# What this task involves
Copy out all of the material, matching it word for word.

# Material for the task

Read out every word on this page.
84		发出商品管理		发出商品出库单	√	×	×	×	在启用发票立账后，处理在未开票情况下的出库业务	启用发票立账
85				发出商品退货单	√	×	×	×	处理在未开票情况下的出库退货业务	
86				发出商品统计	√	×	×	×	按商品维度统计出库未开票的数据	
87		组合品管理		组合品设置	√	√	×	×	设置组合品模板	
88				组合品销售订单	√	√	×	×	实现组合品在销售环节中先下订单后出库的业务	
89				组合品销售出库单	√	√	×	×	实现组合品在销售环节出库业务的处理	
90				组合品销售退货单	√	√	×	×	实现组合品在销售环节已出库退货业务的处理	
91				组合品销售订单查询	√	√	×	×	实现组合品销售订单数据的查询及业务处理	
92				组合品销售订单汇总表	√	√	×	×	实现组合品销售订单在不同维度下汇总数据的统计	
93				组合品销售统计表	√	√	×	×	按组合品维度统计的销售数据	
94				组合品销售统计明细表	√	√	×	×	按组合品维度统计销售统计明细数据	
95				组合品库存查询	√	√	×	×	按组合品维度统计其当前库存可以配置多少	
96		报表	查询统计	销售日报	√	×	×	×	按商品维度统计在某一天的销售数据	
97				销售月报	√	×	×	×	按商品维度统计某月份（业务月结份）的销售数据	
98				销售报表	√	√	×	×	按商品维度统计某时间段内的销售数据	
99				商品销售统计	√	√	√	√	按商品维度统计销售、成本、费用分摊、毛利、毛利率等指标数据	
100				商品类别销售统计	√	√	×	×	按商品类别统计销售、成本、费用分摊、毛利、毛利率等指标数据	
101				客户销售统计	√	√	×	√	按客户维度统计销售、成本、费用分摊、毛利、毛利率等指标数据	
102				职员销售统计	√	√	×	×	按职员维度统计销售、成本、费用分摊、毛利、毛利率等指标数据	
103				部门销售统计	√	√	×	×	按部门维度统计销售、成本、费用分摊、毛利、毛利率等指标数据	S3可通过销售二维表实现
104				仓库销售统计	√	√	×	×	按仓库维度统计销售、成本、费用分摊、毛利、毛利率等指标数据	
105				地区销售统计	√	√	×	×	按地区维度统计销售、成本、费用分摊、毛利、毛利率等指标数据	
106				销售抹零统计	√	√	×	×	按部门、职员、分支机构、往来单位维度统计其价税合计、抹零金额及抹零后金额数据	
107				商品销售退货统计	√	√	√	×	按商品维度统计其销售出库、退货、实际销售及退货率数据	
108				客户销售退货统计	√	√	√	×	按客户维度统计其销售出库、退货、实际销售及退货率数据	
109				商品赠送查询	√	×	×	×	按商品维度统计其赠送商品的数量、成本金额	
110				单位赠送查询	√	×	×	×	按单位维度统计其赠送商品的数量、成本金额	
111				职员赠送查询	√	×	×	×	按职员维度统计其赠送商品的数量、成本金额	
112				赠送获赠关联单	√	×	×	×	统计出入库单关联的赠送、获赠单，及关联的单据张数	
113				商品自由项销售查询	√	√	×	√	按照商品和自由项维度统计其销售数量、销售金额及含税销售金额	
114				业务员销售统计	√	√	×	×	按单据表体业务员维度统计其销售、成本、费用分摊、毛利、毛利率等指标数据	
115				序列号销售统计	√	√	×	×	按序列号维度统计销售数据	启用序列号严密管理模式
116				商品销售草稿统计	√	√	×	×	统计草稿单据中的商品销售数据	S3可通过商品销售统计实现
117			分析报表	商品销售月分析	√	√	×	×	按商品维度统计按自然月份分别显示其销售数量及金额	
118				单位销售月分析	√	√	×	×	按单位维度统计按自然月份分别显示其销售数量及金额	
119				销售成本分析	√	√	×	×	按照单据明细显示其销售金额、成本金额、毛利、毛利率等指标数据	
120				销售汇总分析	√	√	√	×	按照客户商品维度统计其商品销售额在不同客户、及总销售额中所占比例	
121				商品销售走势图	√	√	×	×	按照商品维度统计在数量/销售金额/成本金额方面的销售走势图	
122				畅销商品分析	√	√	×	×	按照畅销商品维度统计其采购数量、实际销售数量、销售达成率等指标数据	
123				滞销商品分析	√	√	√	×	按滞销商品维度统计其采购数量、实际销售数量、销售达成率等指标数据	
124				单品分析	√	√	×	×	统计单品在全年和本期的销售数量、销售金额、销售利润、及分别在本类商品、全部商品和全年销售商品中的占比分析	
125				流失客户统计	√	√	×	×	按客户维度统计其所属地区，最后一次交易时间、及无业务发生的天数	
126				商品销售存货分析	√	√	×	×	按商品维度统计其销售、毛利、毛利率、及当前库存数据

# Response for this exercise
Read out every word on this page.
84		发出商品管理		发出商品出库单	√	×	×	×	在启用发票立账后，处理在未开票情况下的出库业务	启用发票立账
85				发出商品退货单	√	×	×	×	处理在未开票情况下的出库退货业务	
86				发出商品统计	√	×	×	×	按商品维度统计出库未开票的数据	
87		组合品管理		组合品设置	√	√	×	×	设置组合品模板	
88				组合品销售订单	√	√	×	×	实现组合品在销售环节中先下订单后出库的业务	
89				组合品销售出库单	√	√	×	×	实现组合品在销售环节出库业务的处理	
90				组合品销售退货单	√	√	×	×	实现组合品在销售环节已出库退货业务的处理	
91				组合品销售订单查询	√	√	×	×	实现组合品销售订单数据的查询及业务处理	
92				组合品销售订单汇总表	√	√	×	×	实现组合品销售订单在不同维度下汇总数据的统计	
93				组合品销售统计表	√	√	×	×	按组合品维度统计的销售数据	
94				组合品销售统计明细表	√	√	×	×	按组合品维度统计销售统计明细数据	
95				组合品库存查询	√	√	×	×	按组合品维度统计其当前库存可以配置多少	
96		报表	查询统计	销售日报	√	×	×	×	按商品维度统计在某一天的销售数据	
97				销售月报	√	×	×	×	按商品维度统计某月份（业务月结份）的销售数据	
98				销售报表	√	√	×	×	按商品维度统计某时间段内的销售数据	
99				商品销售统计	√	√	√	√	按商品维度统计销售、成本、费用分摊、毛利、毛利率等指标数据	
100				商品类别销售统计	√	√	×	×	按商品类别统计销售、成本、费用分摊、毛利、毛利率等指标数据	
101				客户销售统计	√	√	×	√	按客户维度统计销售、成本、费用分摊、毛利、毛利率等指标数据	
102				职员销售统计	√	√	×	×	按职员维度统计销售、成本、费用分摊、毛利、毛利率等指标数据	
103				部门销售统计	√	√	×	×	按部门维度统计销售、成本、费用分摊、毛利、毛利率等指标数据	S3可通过销售二维表实现
104				仓库销售统计	√	√	×	×	按仓库维度统计销售、成本、费用分摊、毛利、毛利率等指标数据	
105				地区销售统计	√	√	×	×	按地区维度统计销售、成本、费用分摊、毛利、毛利率等指标数据	
106				销售抹零统计	√	√	×	×	按部门、职员、分支机构、往来单位维度统计其价税合计、抹零金额及抹零后金额数据	
107				商品销售退货统计	√	√	√	×	按商品维度统计其销售出库、退货、实际销售及退货率数据	
108				客户销售退货统计	√	√	√	×	按客户维度统计其销售出库、退货、实际销售及退货率数据	
109				商品赠送查询	√	×	×	×	按商品维度统计其赠送商品的数量、成本金额	
110				单位赠送查询	√	×	×	×	按单位维度统计其赠送商品的数量、成本金额	
111				职员赠送查询	√	×	×	×	按职员维度统计其赠送商品的数量、成本金额	
112				赠送获赠关联单	√	×	×	×	统计出入库单关联的赠送、获赠单，及关联的单据张数	
113				商品自由项销售查询	√	√	×	√	按照商品和自由项维度统计其销售数量、销售金额及含税销售金额	
114				业务员销售统计	√	√	×	×	按单据表体业务员维度统计其销售、成本、费用分摊、毛利、毛利率等指标数据	
115				序列号销售统计	√	√	×	×	按序列号维度统计销售数据	启用序列号严密管理模式
116				商品销售草稿统计	√	√	×	×	统计草稿单据中的商品销售数据	S3可通过商品销售统计实现
117			分析报表	商品销售月分析	√	√	×	×	按商品维度统计按自然月份分别显示其销售数量及金额	
118				单位销售月分析	√	√	×	×	按单位维度统计按自然月份分别显示其销售数量及金额	
119				销售成本分析	√	√	×	×	按照单据明细显示其销售金额、成本金额、毛利、毛利率等指标数据	
120				销售汇总分析	√	√	√	×	按照客户商品维度统计其商品销售额在不同客户、及总销售额中所占比例	
121				商品销售走势图	√	√	×	×	按照商品维度统计在数量/销售金额/成本金额方面的销售走势图	
122				畅销商品分析	√	√	×	×	按照畅销商品维度统计其采购数量、实际销售数量、销售达成率等指标数据	
123				滞销商品分析	√	√	√	×	按滞销商品维度统计其采购数量、实际销售数量、销售达成率等指标数据	
124				单品分析	√	√	×	×	统计单品在全年和本期的销售数量、销售金额、销售利润、及分别在本类商品、全部商品和全年销售商品中的占比分析	
125				流失客户统计	√	√	×	×	按客户维度统计其所属地区，最后一次交易时间、及无业务发生的天数	
126				商品销售存货分析	√	√	×	×	按商品维度统计其销售、毛利、毛利率、及当前库存数据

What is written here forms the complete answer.